Output all lines exactly.

Data shown:
--- BEGIN ---
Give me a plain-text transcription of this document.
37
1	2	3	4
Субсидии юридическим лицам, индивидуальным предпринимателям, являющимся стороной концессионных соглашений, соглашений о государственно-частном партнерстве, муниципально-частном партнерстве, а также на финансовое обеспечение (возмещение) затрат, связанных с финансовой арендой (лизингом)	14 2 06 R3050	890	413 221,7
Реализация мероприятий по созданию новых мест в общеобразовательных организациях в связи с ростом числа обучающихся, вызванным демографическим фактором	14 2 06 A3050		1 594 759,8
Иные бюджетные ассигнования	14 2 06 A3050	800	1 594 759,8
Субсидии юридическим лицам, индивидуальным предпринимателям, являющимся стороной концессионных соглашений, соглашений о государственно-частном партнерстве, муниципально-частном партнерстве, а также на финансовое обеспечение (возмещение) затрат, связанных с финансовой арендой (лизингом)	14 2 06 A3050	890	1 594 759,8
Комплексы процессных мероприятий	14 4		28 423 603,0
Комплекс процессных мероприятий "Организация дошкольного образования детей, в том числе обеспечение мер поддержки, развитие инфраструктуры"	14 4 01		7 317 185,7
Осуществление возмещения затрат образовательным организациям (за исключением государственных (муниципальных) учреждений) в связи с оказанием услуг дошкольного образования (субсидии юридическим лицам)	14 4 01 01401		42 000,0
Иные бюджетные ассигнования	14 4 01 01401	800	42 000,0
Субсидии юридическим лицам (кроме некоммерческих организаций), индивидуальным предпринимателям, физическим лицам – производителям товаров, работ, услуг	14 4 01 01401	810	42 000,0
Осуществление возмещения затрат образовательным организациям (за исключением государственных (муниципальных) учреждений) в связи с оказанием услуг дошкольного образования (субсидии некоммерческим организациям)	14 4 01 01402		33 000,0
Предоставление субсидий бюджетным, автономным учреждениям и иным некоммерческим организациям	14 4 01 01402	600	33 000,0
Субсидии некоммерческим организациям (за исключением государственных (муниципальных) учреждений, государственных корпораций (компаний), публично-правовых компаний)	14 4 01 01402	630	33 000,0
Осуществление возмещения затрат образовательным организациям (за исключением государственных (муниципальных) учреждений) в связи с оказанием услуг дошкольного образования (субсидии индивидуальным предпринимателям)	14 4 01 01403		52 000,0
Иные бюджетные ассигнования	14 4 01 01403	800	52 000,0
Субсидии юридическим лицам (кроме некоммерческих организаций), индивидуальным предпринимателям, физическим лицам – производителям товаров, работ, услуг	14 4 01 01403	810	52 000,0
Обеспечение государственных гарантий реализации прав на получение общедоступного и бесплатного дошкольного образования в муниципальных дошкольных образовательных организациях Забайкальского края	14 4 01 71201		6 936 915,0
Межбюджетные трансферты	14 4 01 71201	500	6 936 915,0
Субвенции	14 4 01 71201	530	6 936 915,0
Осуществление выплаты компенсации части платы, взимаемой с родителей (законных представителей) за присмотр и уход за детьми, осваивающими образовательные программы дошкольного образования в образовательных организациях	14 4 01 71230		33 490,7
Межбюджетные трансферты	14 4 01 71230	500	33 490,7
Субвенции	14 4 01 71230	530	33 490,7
--- END ---
Answer to this task:
Give me a plain-text transcription of this document.
37
1	2	3	4
Субсидии юридическим лицам, индивидуальным предпринимателям, являющимся стороной концессионных соглашений, соглашений о государственно-частном партнерстве, муниципально-частном партнерстве, а также на финансовое обеспечение (возмещение) затрат, связанных с финансовой арендой (лизингом)	14 2 06 R3050	890	413 221,7
Реализация мероприятий по созданию новых мест в общеобразовательных организациях в связи с ростом числа обучающихся, вызванным демографическим фактором	14 2 06 A3050		1 594 759,8
Иные бюджетные ассигнования	14 2 06 A3050	800	1 594 759,8
Субсидии юридическим лицам, индивидуальным предпринимателям, являющимся стороной концессионных соглашений, соглашений о государственно-частном партнерстве, муниципально-частном партнерстве, а также на финансовое обеспечение (возмещение) затрат, связанных с финансовой арендой (лизингом)	14 2 06 A3050	890	1 594 759,8
Комплексы процессных мероприятий	14 4		28 423 603,0
Комплекс процессных мероприятий "Организация дошкольного образования детей, в том числе обеспечение мер поддержки, развитие инфраструктуры"	14 4 01		7 317 185,7
Осуществление возмещения затрат образовательным организациям (за исключением государственных (муниципальных) учреждений) в связи с оказанием услуг дошкольного образования (субсидии юридическим лицам)	14 4 01 01401		42 000,0
Иные бюджетные ассигнования	14 4 01 01401	800	42 000,0
Субсидии юридическим лицам (кроме некоммерческих организаций), индивидуальным предпринимателям, физическим лицам – производителям товаров, работ, услуг	14 4 01 01401	810	42 000,0
Осуществление возмещения затрат образовательным организациям (за исключением государственных (муниципальных) учреждений) в связи с оказанием услуг дошкольного образования (субсидии некоммерческим организациям)	14 4 01 01402		33 000,0
Предоставление субсидий бюджетным, автономным учреждениям и иным некоммерческим организациям	14 4 01 01402	600	33 000,0
Субсидии некоммерческим организациям (за исключением государственных (муниципальных) учреждений, государственных корпораций (компаний), публично-правовых компаний)	14 4 01 01402	630	33 000,0
Осуществление возмещения затрат образовательным организациям (за исключением государственных (муниципальных) учреждений) в связи с оказанием услуг дошкольного образования (субсидии индивидуальным предпринимателям)	14 4 01 01403		52 000,0
Иные бюджетные ассигнования	14 4 01 01403	800	52 000,0
Субсидии юридическим лицам (кроме некоммерческих организаций), индивидуальным предпринимателям, физическим лицам – производителям товаров, работ, услуг	14 4 01 01403	810	52 000,0
Обеспечение государственных гарантий реализации прав на получение общедоступного и бесплатного дошкольного образования в муниципальных дошкольных образовательных организациях Забайкальского края	14 4 01 71201		6 936 915,0
Межбюджетные трансферты	14 4 01 71201	500	6 936 915,0
Субвенции	14 4 01 71201	530	6 936 915,0
Осуществление выплаты компенсации части платы, взимаемой с родителей (законных представителей) за присмотр и уход за детьми, осваивающими образовательные программы дошкольного образования в образовательных организациях	14 4 01 71230		33 490,7
Межбюджетные трансферты	14 4 01 71230	500	33 490,7
Субвенции	14 4 01 71230	530	33 490,7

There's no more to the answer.